Leave out every picture, and return exactly the lines from the line containing "Convert this screenshot" through the end of the records below, both inclusive.

Dataset records ::
··········
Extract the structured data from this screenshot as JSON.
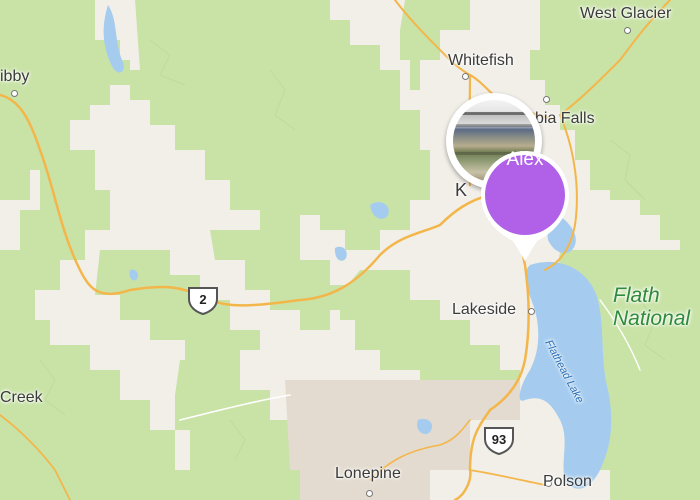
{
  "map": {
    "places": {
      "west_glacier": "West Glacier",
      "whitefish": "Whitefish",
      "columbia_falls": "bia Falls",
      "libby": "ibby",
      "kalispell": "K",
      "lakeside": "Lakeside",
      "lonepine": "Lonepine",
      "polson": "Polson",
      "creek": "Creek"
    },
    "park_label": "Flath\nNational",
    "lake_label": "Flathead Lake",
    "routes": {
      "us2": "2",
      "us93": "93"
    }
  },
  "markers": {
    "photo": {
      "description_icon": "photo-thumbnail"
    },
    "alex": {
      "name": "Alex",
      "color": "#b061e8"
    }
  },
  "colors": {
    "forest": "#c8e2a6",
    "clear": "#f2efe9",
    "water": "#a0caef",
    "road": "#f2b84b",
    "desert": "#e3dcd1"
  }
}
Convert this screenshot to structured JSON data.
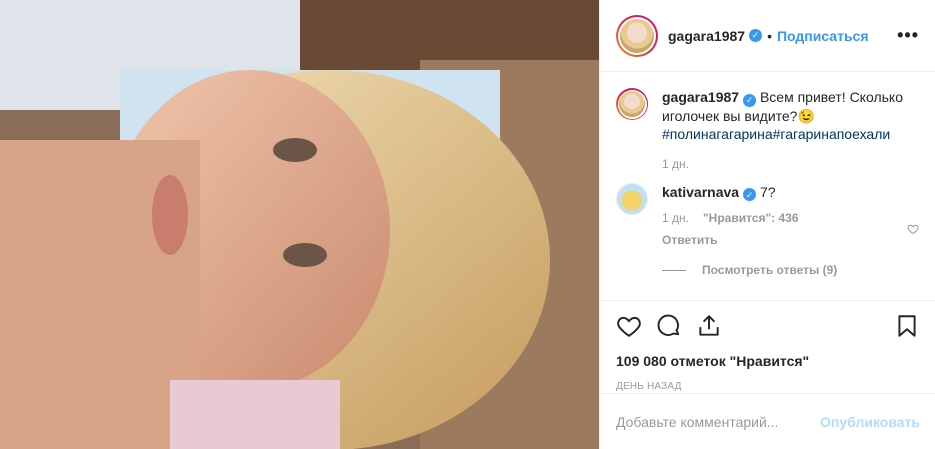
{
  "post": {
    "photo_label": "post-photo"
  },
  "header": {
    "username": "gagara1987",
    "dot": "•",
    "follow_label": "Подписаться",
    "more_label": "•••"
  },
  "caption": {
    "username": "gagara1987",
    "text": "Всем привет! Сколько иголочек вы видите?",
    "emoji": "😉",
    "hashtags": "#полинагагарина#гагаринапоехали",
    "time": "1 дн."
  },
  "comment": {
    "username": "kativarnava",
    "text": "7?",
    "time": "1 дн.",
    "likes": "\"Нравится\": 436",
    "reply_label": "Ответить",
    "view_replies_label": "Посмотреть ответы (9)"
  },
  "actions": {
    "likes_text": "109 080 отметок \"Нравится\"",
    "date": "день назад"
  },
  "add_comment": {
    "placeholder": "Добавьте комментарий...",
    "publish_label": "Опубликовать"
  }
}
··········
Solution to this problem ::
Convert this screenshot to structured JSON data.
{
  "post": {
    "photo_label": "post-photo"
  },
  "header": {
    "username": "gagara1987",
    "dot": "•",
    "follow_label": "Подписаться",
    "more_label": "•••"
  },
  "caption": {
    "username": "gagara1987",
    "text": "Всем привет! Сколько иголочек вы видите?",
    "emoji": "😉",
    "hashtags": "#полинагагарина#гагаринапоехали",
    "time": "1 дн."
  },
  "comment": {
    "username": "kativarnava",
    "text": "7?",
    "time": "1 дн.",
    "likes": "\"Нравится\": 436",
    "reply_label": "Ответить",
    "view_replies_label": "Посмотреть ответы (9)"
  },
  "actions": {
    "likes_text": "109 080 отметок \"Нравится\"",
    "date": "день назад"
  },
  "add_comment": {
    "placeholder": "Добавьте комментарий...",
    "publish_label": "Опубликовать"
  }
}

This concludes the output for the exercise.